-- begin --

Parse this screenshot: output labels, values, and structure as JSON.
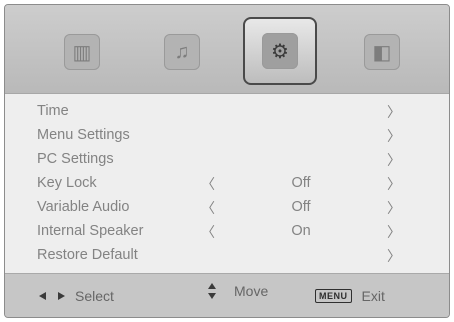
{
  "tabs": [
    {
      "icon": "picture-icon",
      "glyph": "▥"
    },
    {
      "icon": "sound-icon",
      "glyph": "♫"
    },
    {
      "icon": "setup-icon",
      "glyph": "⚙"
    },
    {
      "icon": "lock-icon",
      "glyph": "◧"
    }
  ],
  "active_tab_index": 2,
  "menu": {
    "items": [
      {
        "label": "Time",
        "left_arrow": "",
        "value": "",
        "right_arrow": "〉"
      },
      {
        "label": "Menu Settings",
        "left_arrow": "",
        "value": "",
        "right_arrow": "〉"
      },
      {
        "label": "PC Settings",
        "left_arrow": "",
        "value": "",
        "right_arrow": "〉"
      },
      {
        "label": "Key Lock",
        "left_arrow": "〈",
        "value": "Off",
        "right_arrow": "〉"
      },
      {
        "label": "Variable Audio",
        "left_arrow": "〈",
        "value": "Off",
        "right_arrow": "〉"
      },
      {
        "label": "Internal Speaker",
        "left_arrow": "〈",
        "value": "On",
        "right_arrow": "〉"
      },
      {
        "label": "Restore Default",
        "left_arrow": "",
        "value": "",
        "right_arrow": "〉"
      }
    ]
  },
  "footer": {
    "select_label": "Select",
    "move_label": "Move",
    "menu_key": "MENU",
    "exit_label": "Exit"
  },
  "colors": {
    "panel": "#c8c8c8",
    "menu_bg": "#eeeeee",
    "text": "#838383",
    "active_tab_border": "#4a4a4a"
  }
}
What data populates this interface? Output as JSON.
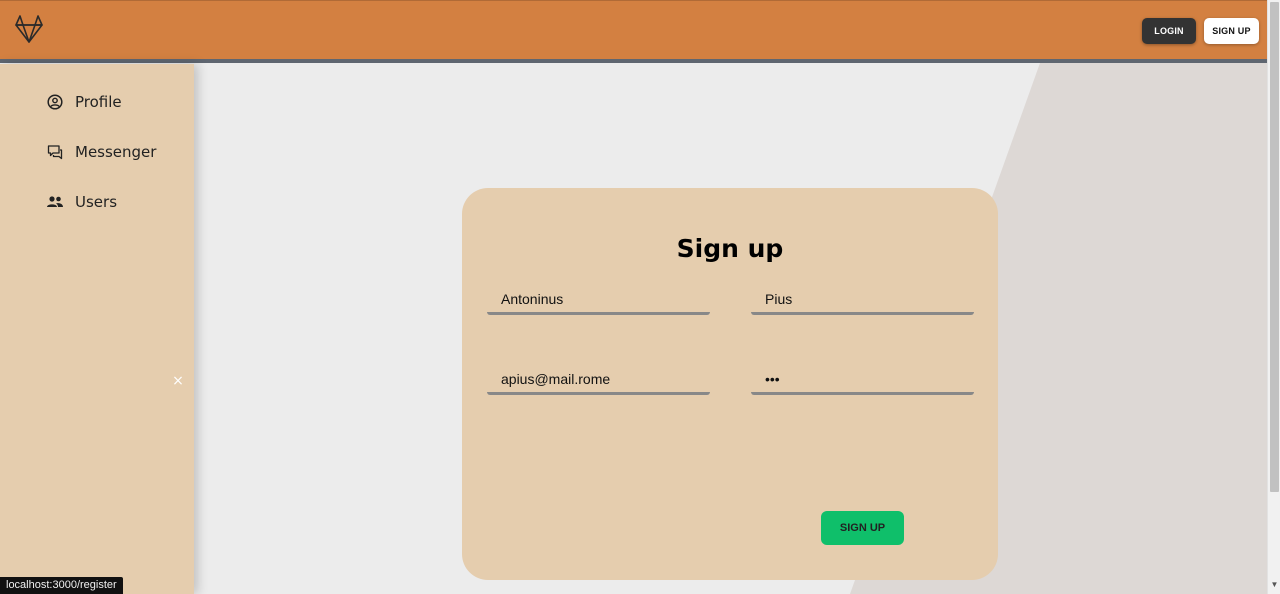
{
  "header": {
    "login_label": "LOGIN",
    "signup_label": "SIGN UP"
  },
  "sidebar": {
    "items": [
      {
        "label": "Profile",
        "icon": "profile-icon"
      },
      {
        "label": "Messenger",
        "icon": "messenger-icon"
      },
      {
        "label": "Users",
        "icon": "users-icon"
      }
    ],
    "close_glyph": "×"
  },
  "form": {
    "title": "Sign up",
    "first_name": "Antoninus",
    "last_name": "Pius",
    "email": "apius@mail.rome",
    "password": "•••",
    "submit_label": "SIGN UP"
  },
  "status_bar": {
    "url": "localhost:3000/register"
  },
  "colors": {
    "header": "#d38041",
    "sidebar": "#e5cdae",
    "card": "#e5cdae",
    "submit": "#0fbf6a",
    "login_button": "#333333"
  }
}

-- end --

**REQUIREMENT**
Select, from the listing, all lines that include the word "JSON".

**TASK OUTPUT**
Parse this screenshot: output labels, values, and structure as JSON.
What data populates this interface? Output as JSON.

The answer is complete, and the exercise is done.